아래 항목 전체에서 "vanity-bulb" 표기를 모두 "mirror-light" 표기로 바꾸어 수정하십시오. 그 밖의 내용은 하나도 바꾸지 마십시오.

_컬렉션에서 가져온 항목_
|---|

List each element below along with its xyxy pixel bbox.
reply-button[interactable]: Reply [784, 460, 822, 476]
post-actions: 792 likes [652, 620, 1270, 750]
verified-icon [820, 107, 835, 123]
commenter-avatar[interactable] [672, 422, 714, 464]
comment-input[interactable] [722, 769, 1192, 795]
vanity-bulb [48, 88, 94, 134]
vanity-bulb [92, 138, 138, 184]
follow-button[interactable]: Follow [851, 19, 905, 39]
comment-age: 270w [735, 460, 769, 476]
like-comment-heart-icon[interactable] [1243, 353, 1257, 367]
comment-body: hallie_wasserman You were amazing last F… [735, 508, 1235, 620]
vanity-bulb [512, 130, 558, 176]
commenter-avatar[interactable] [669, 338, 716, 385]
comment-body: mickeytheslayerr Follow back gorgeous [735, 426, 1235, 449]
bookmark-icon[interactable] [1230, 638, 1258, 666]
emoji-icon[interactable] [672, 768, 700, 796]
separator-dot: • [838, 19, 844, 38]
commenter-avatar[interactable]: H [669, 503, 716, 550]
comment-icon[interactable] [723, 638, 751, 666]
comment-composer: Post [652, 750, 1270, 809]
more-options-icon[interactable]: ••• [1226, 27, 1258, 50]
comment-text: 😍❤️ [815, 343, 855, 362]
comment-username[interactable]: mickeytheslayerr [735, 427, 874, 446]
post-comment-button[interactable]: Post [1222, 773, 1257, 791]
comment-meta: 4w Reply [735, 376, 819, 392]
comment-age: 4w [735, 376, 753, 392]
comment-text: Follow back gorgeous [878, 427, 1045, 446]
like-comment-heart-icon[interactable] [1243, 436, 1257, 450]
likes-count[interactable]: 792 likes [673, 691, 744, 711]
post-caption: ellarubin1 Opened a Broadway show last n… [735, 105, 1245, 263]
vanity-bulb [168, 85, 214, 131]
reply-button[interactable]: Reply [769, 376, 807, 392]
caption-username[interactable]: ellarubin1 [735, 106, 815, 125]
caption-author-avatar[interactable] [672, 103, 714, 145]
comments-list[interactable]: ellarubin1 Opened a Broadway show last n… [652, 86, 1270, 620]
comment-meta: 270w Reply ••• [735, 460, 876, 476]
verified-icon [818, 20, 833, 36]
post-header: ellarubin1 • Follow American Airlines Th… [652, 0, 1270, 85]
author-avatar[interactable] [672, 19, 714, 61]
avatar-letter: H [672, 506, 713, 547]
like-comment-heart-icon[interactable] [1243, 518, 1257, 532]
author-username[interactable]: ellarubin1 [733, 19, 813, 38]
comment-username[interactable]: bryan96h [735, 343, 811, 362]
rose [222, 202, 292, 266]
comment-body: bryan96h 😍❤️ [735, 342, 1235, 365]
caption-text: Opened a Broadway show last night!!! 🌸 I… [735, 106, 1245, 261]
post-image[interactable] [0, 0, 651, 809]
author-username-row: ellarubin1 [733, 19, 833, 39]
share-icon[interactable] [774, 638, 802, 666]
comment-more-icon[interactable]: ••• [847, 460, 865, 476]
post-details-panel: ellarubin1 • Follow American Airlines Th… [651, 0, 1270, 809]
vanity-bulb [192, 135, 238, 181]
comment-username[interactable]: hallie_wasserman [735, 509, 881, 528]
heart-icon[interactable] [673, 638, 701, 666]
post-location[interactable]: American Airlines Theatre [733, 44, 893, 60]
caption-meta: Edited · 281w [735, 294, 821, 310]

|---|

_답변_
List each element below along with its xyxy pixel bbox.
reply-button[interactable]: Reply [784, 460, 822, 476]
post-actions: 792 likes [652, 620, 1270, 750]
verified-icon [820, 107, 835, 123]
commenter-avatar[interactable] [672, 422, 714, 464]
comment-input[interactable] [722, 769, 1192, 795]
mirror-light [48, 88, 94, 134]
mirror-light [92, 138, 138, 184]
follow-button[interactable]: Follow [851, 19, 905, 39]
comment-age: 270w [735, 460, 769, 476]
like-comment-heart-icon[interactable] [1243, 353, 1257, 367]
comment-body: hallie_wasserman You were amazing last F… [735, 508, 1235, 620]
mirror-light [512, 130, 558, 176]
commenter-avatar[interactable] [669, 338, 716, 385]
comment-body: mickeytheslayerr Follow back gorgeous [735, 426, 1235, 449]
bookmark-icon[interactable] [1230, 638, 1258, 666]
emoji-icon[interactable] [672, 768, 700, 796]
separator-dot: • [838, 19, 844, 38]
commenter-avatar[interactable]: H [669, 503, 716, 550]
comment-icon[interactable] [723, 638, 751, 666]
comment-composer: Post [652, 750, 1270, 809]
more-options-icon[interactable]: ••• [1226, 27, 1258, 50]
comment-text: 😍❤️ [815, 343, 855, 362]
comment-username[interactable]: mickeytheslayerr [735, 427, 874, 446]
post-comment-button[interactable]: Post [1222, 773, 1257, 791]
comment-meta: 4w Reply [735, 376, 819, 392]
comment-age: 4w [735, 376, 753, 392]
comment-text: Follow back gorgeous [878, 427, 1045, 446]
like-comment-heart-icon[interactable] [1243, 436, 1257, 450]
likes-count[interactable]: 792 likes [673, 691, 744, 711]
post-caption: ellarubin1 Opened a Broadway show last n… [735, 105, 1245, 263]
mirror-light [168, 85, 214, 131]
reply-button[interactable]: Reply [769, 376, 807, 392]
caption-username[interactable]: ellarubin1 [735, 106, 815, 125]
caption-author-avatar[interactable] [672, 103, 714, 145]
comments-list[interactable]: ellarubin1 Opened a Broadway show last n… [652, 86, 1270, 620]
comment-meta: 270w Reply ••• [735, 460, 876, 476]
verified-icon [818, 20, 833, 36]
post-header: ellarubin1 • Follow American Airlines Th… [652, 0, 1270, 85]
author-avatar[interactable] [672, 19, 714, 61]
avatar-letter: H [672, 506, 713, 547]
like-comment-heart-icon[interactable] [1243, 518, 1257, 532]
author-username[interactable]: ellarubin1 [733, 19, 813, 38]
comment-username[interactable]: bryan96h [735, 343, 811, 362]
rose [222, 202, 292, 266]
comment-body: bryan96h 😍❤️ [735, 342, 1235, 365]
caption-text: Opened a Broadway show last night!!! 🌸 I… [735, 106, 1245, 261]
post-image[interactable] [0, 0, 651, 809]
author-username-row: ellarubin1 [733, 19, 833, 39]
share-icon[interactable] [774, 638, 802, 666]
comment-more-icon[interactable]: ••• [847, 460, 865, 476]
post-details-panel: ellarubin1 • Follow American Airlines Th… [651, 0, 1270, 809]
mirror-light [192, 135, 238, 181]
comment-username[interactable]: hallie_wasserman [735, 509, 881, 528]
heart-icon[interactable] [673, 638, 701, 666]
post-location[interactable]: American Airlines Theatre [733, 44, 893, 60]
caption-meta: Edited · 281w [735, 294, 821, 310]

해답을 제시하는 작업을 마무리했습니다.